### What you need to do
Count the lines below that contain the word "arrow", and reply with that number alone.

### Supplied records
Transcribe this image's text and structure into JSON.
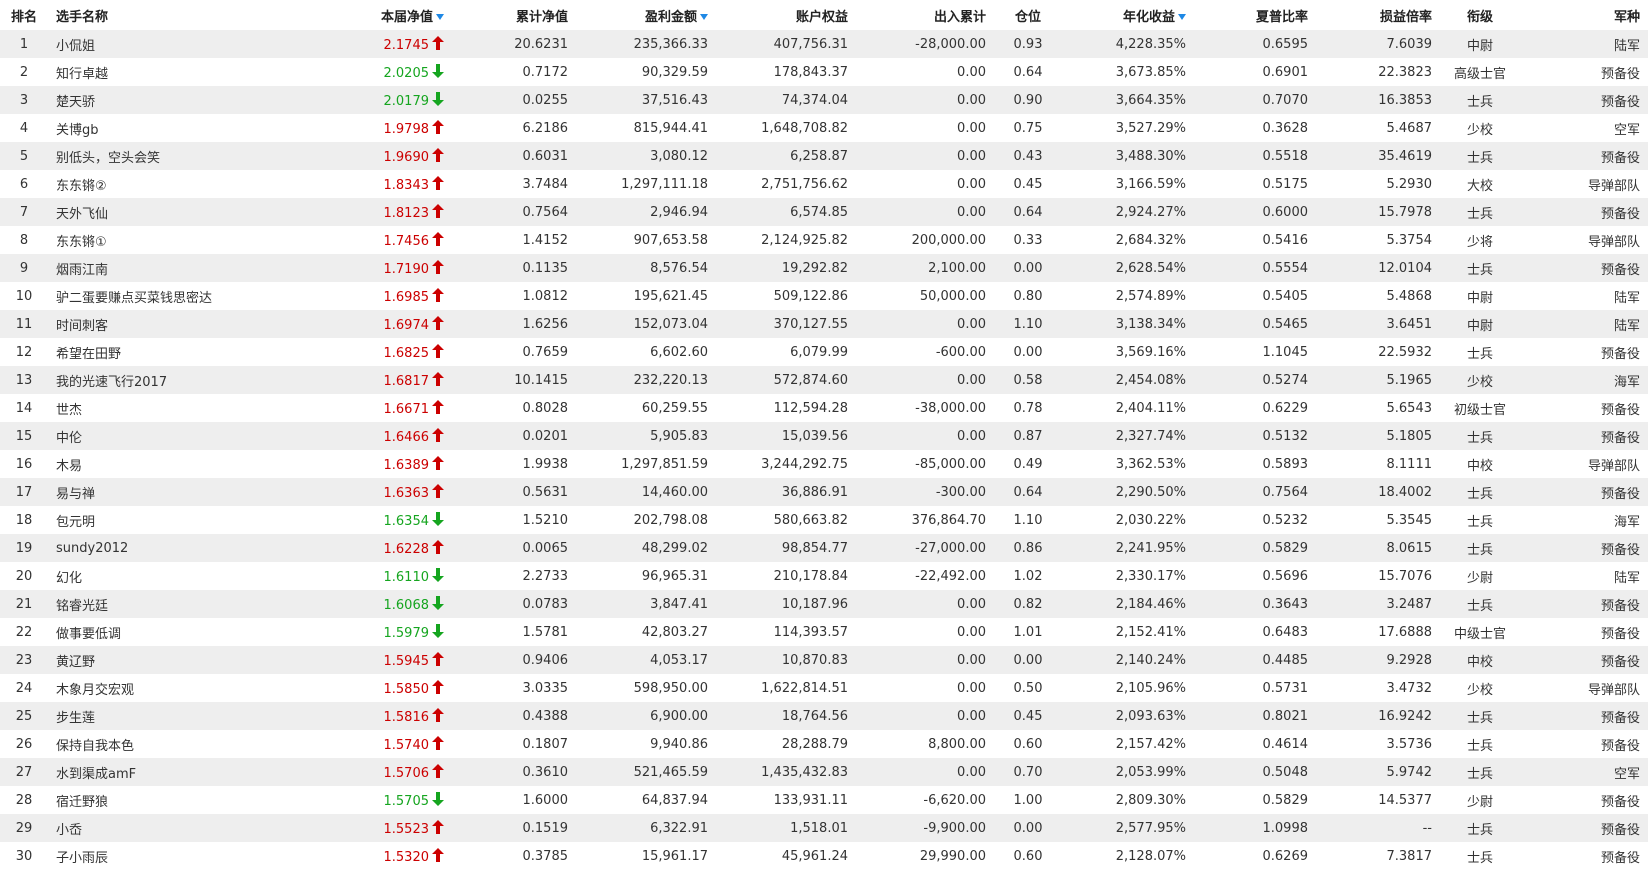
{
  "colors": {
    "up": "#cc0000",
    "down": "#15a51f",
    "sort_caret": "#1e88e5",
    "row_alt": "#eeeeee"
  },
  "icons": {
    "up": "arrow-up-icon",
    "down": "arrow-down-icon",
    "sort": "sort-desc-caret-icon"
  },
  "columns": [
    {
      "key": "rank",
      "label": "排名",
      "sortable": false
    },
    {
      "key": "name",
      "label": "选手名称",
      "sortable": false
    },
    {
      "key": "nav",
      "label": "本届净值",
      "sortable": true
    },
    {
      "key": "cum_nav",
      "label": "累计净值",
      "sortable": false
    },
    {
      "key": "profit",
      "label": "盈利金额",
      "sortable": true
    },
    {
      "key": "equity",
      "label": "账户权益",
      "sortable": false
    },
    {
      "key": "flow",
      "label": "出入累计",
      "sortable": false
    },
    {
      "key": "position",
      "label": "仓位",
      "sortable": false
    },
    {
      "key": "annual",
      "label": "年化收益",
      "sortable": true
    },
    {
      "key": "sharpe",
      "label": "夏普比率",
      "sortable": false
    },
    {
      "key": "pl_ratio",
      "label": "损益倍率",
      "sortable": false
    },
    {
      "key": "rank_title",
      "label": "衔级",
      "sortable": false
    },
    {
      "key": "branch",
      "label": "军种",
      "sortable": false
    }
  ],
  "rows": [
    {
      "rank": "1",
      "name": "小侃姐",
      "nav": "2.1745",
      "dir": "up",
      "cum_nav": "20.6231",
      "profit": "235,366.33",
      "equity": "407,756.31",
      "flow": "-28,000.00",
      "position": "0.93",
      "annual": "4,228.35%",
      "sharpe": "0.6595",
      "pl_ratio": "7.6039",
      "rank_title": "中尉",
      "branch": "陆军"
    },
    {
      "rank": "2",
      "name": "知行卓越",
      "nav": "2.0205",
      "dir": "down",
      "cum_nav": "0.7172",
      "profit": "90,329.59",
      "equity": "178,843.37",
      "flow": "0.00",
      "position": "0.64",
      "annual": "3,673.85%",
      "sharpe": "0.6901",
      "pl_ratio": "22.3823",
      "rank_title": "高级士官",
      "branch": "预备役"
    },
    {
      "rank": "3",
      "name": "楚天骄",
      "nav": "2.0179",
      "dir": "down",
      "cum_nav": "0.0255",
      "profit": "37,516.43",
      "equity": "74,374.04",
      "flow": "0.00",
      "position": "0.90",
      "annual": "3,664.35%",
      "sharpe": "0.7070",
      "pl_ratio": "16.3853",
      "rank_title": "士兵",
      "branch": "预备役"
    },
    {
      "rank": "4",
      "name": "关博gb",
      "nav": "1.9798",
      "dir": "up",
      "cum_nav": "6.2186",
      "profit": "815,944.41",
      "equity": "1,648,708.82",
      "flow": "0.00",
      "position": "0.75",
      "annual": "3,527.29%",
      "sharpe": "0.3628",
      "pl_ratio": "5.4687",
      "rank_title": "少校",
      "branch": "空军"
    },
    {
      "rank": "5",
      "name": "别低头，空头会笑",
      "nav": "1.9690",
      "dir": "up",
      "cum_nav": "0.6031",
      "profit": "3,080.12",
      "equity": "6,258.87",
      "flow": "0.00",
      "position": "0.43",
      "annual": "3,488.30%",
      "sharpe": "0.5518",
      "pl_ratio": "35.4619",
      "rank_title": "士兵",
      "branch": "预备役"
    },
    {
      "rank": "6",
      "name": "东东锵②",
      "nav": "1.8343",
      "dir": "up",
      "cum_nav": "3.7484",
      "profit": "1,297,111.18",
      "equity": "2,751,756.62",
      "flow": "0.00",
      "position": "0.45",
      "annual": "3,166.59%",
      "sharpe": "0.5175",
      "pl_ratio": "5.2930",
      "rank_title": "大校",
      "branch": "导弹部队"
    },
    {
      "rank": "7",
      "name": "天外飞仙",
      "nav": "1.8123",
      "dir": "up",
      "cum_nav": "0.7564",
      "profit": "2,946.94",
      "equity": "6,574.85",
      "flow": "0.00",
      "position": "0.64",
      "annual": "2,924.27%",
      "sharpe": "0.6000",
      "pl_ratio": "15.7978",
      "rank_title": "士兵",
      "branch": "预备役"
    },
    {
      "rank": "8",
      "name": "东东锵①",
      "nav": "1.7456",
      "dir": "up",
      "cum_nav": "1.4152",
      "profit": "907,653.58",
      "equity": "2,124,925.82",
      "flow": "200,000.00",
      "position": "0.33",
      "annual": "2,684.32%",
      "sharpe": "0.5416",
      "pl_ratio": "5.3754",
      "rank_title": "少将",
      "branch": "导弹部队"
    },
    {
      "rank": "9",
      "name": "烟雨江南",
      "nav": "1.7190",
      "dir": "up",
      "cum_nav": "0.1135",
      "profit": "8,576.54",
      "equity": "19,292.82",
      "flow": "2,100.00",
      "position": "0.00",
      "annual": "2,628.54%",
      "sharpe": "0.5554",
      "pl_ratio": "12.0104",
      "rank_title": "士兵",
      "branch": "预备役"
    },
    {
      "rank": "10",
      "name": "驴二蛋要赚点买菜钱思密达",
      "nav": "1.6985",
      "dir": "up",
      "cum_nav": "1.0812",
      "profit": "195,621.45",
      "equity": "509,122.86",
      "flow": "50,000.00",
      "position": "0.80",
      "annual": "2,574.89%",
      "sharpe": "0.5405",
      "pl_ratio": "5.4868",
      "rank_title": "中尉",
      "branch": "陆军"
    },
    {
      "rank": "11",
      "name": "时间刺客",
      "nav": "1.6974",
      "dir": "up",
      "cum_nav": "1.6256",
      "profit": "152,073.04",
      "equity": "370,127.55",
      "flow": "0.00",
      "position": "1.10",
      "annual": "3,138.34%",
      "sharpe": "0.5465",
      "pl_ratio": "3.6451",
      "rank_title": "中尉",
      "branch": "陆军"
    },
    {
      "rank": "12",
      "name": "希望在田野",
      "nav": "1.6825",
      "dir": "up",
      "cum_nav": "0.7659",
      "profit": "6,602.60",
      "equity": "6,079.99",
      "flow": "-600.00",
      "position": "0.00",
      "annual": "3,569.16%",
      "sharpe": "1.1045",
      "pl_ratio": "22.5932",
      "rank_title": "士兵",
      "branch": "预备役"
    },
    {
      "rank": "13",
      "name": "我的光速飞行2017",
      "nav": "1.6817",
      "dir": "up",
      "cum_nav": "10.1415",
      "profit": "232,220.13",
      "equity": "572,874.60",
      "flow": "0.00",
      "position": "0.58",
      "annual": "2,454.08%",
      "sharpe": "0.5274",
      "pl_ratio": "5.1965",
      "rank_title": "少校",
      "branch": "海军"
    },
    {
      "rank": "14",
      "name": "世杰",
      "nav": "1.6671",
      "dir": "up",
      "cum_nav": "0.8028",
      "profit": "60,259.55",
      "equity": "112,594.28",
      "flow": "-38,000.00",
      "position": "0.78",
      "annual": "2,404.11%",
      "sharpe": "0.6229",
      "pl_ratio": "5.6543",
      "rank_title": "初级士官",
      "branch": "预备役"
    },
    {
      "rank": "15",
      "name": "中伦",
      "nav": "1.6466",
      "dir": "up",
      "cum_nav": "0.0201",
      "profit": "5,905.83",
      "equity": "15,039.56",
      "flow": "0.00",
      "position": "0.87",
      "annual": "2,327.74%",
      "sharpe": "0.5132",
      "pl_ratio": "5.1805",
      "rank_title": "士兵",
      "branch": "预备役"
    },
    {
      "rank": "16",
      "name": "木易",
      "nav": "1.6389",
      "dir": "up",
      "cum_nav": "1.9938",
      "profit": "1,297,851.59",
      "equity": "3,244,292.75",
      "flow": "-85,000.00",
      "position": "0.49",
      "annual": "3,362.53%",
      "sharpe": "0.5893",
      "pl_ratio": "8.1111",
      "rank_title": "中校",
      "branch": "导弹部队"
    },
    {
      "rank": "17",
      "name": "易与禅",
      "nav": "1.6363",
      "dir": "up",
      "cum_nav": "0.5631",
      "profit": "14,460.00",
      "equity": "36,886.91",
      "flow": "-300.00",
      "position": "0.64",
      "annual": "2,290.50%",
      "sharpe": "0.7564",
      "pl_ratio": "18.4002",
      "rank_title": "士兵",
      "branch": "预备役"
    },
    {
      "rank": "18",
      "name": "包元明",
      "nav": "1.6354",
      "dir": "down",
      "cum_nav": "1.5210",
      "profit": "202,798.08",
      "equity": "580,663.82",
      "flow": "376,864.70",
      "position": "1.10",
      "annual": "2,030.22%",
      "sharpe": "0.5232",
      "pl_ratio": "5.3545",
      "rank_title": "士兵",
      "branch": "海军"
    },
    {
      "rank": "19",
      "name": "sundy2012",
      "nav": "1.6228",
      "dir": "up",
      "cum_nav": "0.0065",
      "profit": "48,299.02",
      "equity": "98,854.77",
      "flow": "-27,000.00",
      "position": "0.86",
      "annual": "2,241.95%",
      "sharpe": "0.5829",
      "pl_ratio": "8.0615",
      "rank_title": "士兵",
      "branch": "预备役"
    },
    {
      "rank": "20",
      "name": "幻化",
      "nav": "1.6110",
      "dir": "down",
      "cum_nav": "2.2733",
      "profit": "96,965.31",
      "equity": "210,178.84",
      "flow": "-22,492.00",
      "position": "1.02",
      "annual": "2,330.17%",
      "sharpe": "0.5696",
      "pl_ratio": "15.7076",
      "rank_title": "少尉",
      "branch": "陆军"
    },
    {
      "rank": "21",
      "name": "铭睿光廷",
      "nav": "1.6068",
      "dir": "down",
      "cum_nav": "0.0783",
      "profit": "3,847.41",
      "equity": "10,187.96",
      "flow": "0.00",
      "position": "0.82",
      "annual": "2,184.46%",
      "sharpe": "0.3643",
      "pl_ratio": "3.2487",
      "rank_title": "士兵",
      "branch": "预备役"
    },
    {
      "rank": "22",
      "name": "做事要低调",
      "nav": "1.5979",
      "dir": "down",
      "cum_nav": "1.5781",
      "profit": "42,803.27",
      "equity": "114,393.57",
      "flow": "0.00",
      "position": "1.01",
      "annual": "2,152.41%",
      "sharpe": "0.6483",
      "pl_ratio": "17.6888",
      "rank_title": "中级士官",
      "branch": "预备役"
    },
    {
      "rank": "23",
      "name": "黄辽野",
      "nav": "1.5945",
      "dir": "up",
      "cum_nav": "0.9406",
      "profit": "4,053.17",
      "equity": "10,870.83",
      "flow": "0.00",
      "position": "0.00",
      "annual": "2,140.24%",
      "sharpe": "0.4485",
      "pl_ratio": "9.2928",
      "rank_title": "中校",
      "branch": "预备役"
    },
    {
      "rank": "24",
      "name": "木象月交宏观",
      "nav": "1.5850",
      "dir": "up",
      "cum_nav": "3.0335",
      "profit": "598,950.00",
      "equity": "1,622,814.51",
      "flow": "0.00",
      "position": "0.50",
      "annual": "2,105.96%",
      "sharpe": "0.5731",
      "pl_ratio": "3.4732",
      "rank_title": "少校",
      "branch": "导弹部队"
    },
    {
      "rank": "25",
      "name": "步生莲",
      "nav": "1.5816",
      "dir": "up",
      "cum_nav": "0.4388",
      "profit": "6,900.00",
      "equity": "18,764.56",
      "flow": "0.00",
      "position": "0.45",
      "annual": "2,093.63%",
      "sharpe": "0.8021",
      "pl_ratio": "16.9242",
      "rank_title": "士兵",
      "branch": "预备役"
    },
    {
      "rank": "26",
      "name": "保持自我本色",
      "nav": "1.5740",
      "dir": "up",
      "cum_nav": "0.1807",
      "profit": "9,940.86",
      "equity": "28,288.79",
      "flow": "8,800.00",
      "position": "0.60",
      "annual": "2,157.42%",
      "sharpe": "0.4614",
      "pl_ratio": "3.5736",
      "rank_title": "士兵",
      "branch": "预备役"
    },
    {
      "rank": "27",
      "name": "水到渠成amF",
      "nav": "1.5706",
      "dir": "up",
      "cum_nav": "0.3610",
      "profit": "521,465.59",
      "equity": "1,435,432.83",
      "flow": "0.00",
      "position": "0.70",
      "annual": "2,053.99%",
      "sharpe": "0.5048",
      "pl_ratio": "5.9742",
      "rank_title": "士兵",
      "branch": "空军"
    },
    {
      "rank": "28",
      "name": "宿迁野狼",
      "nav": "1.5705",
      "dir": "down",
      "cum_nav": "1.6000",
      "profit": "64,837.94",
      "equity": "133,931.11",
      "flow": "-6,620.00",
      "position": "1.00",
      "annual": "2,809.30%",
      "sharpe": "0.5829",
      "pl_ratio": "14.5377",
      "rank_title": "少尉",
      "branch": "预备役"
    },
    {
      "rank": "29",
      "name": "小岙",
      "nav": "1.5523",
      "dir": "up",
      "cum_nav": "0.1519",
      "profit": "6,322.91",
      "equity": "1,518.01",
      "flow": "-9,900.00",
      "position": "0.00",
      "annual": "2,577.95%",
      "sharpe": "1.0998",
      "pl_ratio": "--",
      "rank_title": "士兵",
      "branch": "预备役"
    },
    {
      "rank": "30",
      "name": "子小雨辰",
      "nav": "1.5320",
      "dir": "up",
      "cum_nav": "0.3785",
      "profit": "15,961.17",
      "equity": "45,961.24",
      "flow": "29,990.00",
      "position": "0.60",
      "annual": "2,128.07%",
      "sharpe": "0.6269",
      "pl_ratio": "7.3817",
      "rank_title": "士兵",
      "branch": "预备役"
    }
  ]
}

### Output for this task
2